>> begin Data for this exercise

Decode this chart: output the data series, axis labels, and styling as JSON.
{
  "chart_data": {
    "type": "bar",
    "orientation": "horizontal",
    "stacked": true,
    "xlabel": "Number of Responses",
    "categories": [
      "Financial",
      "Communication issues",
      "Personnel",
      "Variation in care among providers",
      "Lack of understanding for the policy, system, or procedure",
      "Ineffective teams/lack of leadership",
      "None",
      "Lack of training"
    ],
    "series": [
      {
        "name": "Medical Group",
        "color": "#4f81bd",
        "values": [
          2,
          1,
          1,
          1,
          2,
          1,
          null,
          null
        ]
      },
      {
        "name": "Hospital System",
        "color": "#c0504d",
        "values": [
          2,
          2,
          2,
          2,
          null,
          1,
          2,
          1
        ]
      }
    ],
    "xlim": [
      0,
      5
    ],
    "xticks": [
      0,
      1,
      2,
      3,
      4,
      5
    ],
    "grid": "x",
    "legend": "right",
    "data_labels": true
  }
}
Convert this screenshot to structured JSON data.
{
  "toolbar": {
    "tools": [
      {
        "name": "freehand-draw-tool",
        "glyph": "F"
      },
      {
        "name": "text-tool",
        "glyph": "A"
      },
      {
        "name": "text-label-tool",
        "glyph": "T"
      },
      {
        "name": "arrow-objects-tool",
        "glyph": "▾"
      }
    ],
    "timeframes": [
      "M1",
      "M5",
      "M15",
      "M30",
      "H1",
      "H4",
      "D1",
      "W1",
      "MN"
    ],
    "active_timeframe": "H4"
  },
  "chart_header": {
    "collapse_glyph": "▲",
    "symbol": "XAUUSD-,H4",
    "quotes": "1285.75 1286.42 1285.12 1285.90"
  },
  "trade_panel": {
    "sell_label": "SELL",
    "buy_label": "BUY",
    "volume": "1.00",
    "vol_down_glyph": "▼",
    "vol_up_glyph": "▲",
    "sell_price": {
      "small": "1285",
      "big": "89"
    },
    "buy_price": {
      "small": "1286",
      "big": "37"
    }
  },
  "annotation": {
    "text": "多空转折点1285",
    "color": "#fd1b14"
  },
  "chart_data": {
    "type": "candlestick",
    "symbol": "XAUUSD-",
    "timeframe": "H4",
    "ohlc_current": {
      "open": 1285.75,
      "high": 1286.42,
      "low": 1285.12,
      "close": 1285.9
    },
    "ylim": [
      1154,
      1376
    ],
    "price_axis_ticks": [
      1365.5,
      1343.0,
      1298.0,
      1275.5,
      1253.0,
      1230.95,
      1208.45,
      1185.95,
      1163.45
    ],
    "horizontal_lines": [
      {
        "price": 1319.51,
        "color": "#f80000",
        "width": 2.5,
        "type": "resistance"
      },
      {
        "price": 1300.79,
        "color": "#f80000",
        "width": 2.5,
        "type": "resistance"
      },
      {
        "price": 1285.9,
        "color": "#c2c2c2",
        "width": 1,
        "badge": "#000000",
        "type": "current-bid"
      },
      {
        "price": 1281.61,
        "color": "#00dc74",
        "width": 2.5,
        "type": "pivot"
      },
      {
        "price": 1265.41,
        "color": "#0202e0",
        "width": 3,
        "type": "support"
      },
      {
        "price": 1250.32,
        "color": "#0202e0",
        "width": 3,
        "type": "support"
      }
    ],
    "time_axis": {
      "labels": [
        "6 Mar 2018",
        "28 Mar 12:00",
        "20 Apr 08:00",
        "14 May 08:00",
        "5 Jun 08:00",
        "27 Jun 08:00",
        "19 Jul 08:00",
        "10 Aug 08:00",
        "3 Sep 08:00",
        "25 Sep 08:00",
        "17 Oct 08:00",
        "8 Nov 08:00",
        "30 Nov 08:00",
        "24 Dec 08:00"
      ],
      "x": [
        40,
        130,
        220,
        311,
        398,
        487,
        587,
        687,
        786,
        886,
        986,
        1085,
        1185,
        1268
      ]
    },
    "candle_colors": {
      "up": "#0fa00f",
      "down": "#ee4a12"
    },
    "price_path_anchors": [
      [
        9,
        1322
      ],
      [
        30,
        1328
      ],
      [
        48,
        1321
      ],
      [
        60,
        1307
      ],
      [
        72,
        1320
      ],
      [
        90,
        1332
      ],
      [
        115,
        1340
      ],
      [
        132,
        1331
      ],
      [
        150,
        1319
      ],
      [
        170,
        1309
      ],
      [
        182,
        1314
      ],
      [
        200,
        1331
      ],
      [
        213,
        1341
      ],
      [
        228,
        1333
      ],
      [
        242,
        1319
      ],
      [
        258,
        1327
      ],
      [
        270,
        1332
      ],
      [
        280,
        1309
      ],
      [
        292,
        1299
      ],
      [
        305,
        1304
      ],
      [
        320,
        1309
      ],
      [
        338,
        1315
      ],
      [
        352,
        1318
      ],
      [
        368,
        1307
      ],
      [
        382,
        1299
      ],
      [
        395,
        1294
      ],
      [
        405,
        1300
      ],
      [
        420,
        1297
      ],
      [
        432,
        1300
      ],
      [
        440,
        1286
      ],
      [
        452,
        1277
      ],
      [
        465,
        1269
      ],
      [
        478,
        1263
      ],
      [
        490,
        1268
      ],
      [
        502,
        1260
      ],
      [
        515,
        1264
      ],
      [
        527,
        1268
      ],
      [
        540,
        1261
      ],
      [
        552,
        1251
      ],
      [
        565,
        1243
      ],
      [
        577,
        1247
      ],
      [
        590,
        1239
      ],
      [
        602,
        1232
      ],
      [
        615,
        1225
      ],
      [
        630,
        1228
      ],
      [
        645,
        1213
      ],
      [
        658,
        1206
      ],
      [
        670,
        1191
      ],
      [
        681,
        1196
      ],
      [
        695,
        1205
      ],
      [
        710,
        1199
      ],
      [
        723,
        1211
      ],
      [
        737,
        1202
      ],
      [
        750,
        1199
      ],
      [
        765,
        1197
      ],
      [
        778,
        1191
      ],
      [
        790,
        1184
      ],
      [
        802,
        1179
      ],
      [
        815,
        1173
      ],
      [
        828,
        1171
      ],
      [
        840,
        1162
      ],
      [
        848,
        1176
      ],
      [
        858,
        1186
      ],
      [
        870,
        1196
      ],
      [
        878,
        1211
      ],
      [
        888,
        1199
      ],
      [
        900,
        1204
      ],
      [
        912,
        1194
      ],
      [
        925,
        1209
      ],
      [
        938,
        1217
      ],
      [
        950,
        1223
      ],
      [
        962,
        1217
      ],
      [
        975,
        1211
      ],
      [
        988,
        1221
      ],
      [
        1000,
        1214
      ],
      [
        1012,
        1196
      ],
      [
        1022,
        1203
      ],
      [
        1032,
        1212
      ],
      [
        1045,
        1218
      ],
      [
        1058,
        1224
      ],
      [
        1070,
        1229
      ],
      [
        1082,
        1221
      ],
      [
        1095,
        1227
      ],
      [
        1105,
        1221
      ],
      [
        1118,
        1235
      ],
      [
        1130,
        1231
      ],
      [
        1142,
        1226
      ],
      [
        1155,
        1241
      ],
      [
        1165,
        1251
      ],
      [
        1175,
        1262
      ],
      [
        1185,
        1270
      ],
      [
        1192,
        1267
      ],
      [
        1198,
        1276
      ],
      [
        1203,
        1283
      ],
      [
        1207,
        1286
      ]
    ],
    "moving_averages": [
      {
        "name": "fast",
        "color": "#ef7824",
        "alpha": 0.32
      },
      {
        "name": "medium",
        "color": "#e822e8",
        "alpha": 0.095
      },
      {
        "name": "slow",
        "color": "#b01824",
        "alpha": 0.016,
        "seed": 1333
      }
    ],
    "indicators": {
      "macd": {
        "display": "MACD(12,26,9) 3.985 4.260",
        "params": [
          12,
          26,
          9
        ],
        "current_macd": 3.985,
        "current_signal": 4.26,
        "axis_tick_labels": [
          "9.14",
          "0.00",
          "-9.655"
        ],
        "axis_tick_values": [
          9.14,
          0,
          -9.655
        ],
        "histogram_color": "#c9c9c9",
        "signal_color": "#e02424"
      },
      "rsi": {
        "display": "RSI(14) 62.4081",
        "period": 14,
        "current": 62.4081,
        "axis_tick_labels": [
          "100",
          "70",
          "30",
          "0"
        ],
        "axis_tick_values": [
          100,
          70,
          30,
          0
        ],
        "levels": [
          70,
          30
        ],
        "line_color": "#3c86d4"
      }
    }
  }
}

>> end Data for this exercise

* _Set exercise_:
Give the number of lines in the listing above that hold the string "text", with nothing else.

* _Expected answer_:
3